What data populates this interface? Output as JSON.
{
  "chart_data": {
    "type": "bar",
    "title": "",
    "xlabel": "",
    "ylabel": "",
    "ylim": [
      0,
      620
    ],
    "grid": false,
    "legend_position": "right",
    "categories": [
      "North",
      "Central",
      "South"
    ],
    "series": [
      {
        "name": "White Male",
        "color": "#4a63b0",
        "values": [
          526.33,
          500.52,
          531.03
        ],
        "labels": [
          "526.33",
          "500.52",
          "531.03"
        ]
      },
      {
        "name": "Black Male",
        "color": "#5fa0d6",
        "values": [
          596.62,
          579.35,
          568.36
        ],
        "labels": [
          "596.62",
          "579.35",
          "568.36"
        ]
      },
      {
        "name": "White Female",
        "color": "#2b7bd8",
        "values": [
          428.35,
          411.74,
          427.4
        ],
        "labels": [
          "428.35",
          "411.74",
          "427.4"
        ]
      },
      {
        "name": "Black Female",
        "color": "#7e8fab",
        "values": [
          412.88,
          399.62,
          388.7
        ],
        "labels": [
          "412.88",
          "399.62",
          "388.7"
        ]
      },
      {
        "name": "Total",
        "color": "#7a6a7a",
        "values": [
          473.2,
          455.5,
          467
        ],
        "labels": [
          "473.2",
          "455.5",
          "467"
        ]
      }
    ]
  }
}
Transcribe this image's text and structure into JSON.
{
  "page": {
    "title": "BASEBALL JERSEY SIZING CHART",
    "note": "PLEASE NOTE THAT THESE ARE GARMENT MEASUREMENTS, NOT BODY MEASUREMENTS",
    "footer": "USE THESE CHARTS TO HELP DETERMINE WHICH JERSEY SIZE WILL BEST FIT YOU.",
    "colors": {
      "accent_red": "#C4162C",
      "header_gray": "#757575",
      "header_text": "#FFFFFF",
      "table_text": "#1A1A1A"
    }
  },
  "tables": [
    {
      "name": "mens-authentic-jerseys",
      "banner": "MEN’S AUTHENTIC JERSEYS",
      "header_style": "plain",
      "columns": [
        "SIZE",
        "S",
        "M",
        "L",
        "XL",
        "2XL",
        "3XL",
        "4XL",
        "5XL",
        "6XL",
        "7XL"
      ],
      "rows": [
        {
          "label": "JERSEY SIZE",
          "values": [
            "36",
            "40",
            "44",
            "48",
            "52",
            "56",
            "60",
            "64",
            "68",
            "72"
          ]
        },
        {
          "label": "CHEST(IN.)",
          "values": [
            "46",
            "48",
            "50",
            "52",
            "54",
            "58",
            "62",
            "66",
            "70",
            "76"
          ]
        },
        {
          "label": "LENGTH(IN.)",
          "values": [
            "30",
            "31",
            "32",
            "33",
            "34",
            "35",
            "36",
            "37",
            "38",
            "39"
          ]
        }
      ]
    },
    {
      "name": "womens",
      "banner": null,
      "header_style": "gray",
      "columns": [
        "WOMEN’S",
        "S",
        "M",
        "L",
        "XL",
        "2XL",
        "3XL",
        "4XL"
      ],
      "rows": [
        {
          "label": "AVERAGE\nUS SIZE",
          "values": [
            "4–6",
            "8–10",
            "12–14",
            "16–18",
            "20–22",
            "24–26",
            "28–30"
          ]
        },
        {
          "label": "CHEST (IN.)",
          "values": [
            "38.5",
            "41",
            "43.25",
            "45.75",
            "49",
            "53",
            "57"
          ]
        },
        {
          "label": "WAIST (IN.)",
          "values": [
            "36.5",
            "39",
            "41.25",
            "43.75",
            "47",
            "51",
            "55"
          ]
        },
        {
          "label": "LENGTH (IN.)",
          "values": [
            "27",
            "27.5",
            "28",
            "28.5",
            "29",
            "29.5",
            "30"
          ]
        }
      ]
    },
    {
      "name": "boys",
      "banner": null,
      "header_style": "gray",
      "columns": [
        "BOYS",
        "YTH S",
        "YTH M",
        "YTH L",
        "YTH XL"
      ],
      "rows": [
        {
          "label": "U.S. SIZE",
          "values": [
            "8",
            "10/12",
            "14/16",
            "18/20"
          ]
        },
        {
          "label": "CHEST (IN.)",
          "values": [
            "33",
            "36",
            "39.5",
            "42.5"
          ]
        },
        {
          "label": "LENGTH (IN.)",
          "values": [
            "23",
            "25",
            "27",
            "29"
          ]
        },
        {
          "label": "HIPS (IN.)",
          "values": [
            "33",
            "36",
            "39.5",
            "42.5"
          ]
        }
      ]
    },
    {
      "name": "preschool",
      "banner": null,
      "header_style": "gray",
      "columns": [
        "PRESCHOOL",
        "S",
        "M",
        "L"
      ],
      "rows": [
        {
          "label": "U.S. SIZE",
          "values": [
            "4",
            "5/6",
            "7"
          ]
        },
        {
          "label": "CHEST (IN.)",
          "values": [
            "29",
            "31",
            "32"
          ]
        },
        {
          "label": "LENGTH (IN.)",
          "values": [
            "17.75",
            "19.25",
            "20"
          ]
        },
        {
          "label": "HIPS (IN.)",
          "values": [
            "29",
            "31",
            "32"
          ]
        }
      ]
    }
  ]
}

==============================

Send back each record exactly as it stands.

Finished task:
What data populates this interface? Output as JSON.
{
  "chart_data": {
    "type": "bar",
    "title": "",
    "xlabel": "",
    "ylabel": "",
    "ylim": [
      0,
      620
    ],
    "grid": false,
    "legend_position": "right",
    "categories": [
      "North",
      "Central",
      "South"
    ],
    "series": [
      {
        "name": "White Male",
        "color": "#4a63b0",
        "values": [
          526.33,
          500.52,
          531.03
        ],
        "labels": [
          "526.33",
          "500.52",
          "531.03"
        ]
      },
      {
        "name": "Black Male",
        "color": "#5fa0d6",
        "values": [
          596.62,
          579.35,
          568.36
        ],
        "labels": [
          "596.62",
          "579.35",
          "568.36"
        ]
      },
      {
        "name": "White Female",
        "color": "#2b7bd8",
        "values": [
          428.35,
          411.74,
          427.4
        ],
        "labels": [
          "428.35",
          "411.74",
          "427.4"
        ]
      },
      {
        "name": "Black Female",
        "color": "#7e8fab",
        "values": [
          412.88,
          399.62,
          388.7
        ],
        "labels": [
          "412.88",
          "399.62",
          "388.7"
        ]
      },
      {
        "name": "Total",
        "color": "#7a6a7a",
        "values": [
          473.2,
          455.5,
          467
        ],
        "labels": [
          "473.2",
          "455.5",
          "467"
        ]
      }
    ]
  }
}
Transcribe this image's text and structure into JSON.
{
  "page": {
    "title": "BASEBALL JERSEY SIZING CHART",
    "note": "PLEASE NOTE THAT THESE ARE GARMENT MEASUREMENTS, NOT BODY MEASUREMENTS",
    "footer": "USE THESE CHARTS TO HELP DETERMINE WHICH JERSEY SIZE WILL BEST FIT YOU.",
    "colors": {
      "accent_red": "#C4162C",
      "header_gray": "#757575",
      "header_text": "#FFFFFF",
      "table_text": "#1A1A1A"
    }
  },
  "tables": [
    {
      "name": "mens-authentic-jerseys",
      "banner": "MEN’S AUTHENTIC JERSEYS",
      "header_style": "plain",
      "columns": [
        "SIZE",
        "S",
        "M",
        "L",
        "XL",
        "2XL",
        "3XL",
        "4XL",
        "5XL",
        "6XL",
        "7XL"
      ],
      "rows": [
        {
          "label": "JERSEY SIZE",
          "values": [
            "36",
            "40",
            "44",
            "48",
            "52",
            "56",
            "60",
            "64",
            "68",
            "72"
          ]
        },
        {
          "label": "CHEST(IN.)",
          "values": [
            "46",
            "48",
            "50",
            "52",
            "54",
            "58",
            "62",
            "66",
            "70",
            "76"
          ]
        },
        {
          "label": "LENGTH(IN.)",
          "values": [
            "30",
            "31",
            "32",
            "33",
            "34",
            "35",
            "36",
            "37",
            "38",
            "39"
          ]
        }
      ]
    },
    {
      "name": "womens",
      "banner": null,
      "header_style": "gray",
      "columns": [
        "WOMEN’S",
        "S",
        "M",
        "L",
        "XL",
        "2XL",
        "3XL",
        "4XL"
      ],
      "rows": [
        {
          "label": "AVERAGE\nUS SIZE",
          "values": [
            "4–6",
            "8–10",
            "12–14",
            "16–18",
            "20–22",
            "24–26",
            "28–30"
          ]
        },
        {
          "label": "CHEST (IN.)",
          "values": [
            "38.5",
            "41",
            "43.25",
            "45.75",
            "49",
            "53",
            "57"
          ]
        },
        {
          "label": "WAIST (IN.)",
          "values": [
            "36.5",
            "39",
            "41.25",
            "43.75",
            "47",
            "51",
            "55"
          ]
        },
        {
          "label": "LENGTH (IN.)",
          "values": [
            "27",
            "27.5",
            "28",
            "28.5",
            "29",
            "29.5",
            "30"
          ]
        }
      ]
    },
    {
      "name": "boys",
      "banner": null,
      "header_style": "gray",
      "columns": [
        "BOYS",
        "YTH S",
        "YTH M",
        "YTH L",
        "YTH XL"
      ],
      "rows": [
        {
          "label": "U.S. SIZE",
          "values": [
            "8",
            "10/12",
            "14/16",
            "18/20"
          ]
        },
        {
          "label": "CHEST (IN.)",
          "values": [
            "33",
            "36",
            "39.5",
            "42.5"
          ]
        },
        {
          "label": "LENGTH (IN.)",
          "values": [
            "23",
            "25",
            "27",
            "29"
          ]
        },
        {
          "label": "HIPS (IN.)",
          "values": [
            "33",
            "36",
            "39.5",
            "42.5"
          ]
        }
      ]
    },
    {
      "name": "preschool",
      "banner": null,
      "header_style": "gray",
      "columns": [
        "PRESCHOOL",
        "S",
        "M",
        "L"
      ],
      "rows": [
        {
          "label": "U.S. SIZE",
          "values": [
            "4",
            "5/6",
            "7"
          ]
        },
        {
          "label": "CHEST (IN.)",
          "values": [
            "29",
            "31",
            "32"
          ]
        },
        {
          "label": "LENGTH (IN.)",
          "values": [
            "17.75",
            "19.25",
            "20"
          ]
        },
        {
          "label": "HIPS (IN.)",
          "values": [
            "29",
            "31",
            "32"
          ]
        }
      ]
    }
  ]
}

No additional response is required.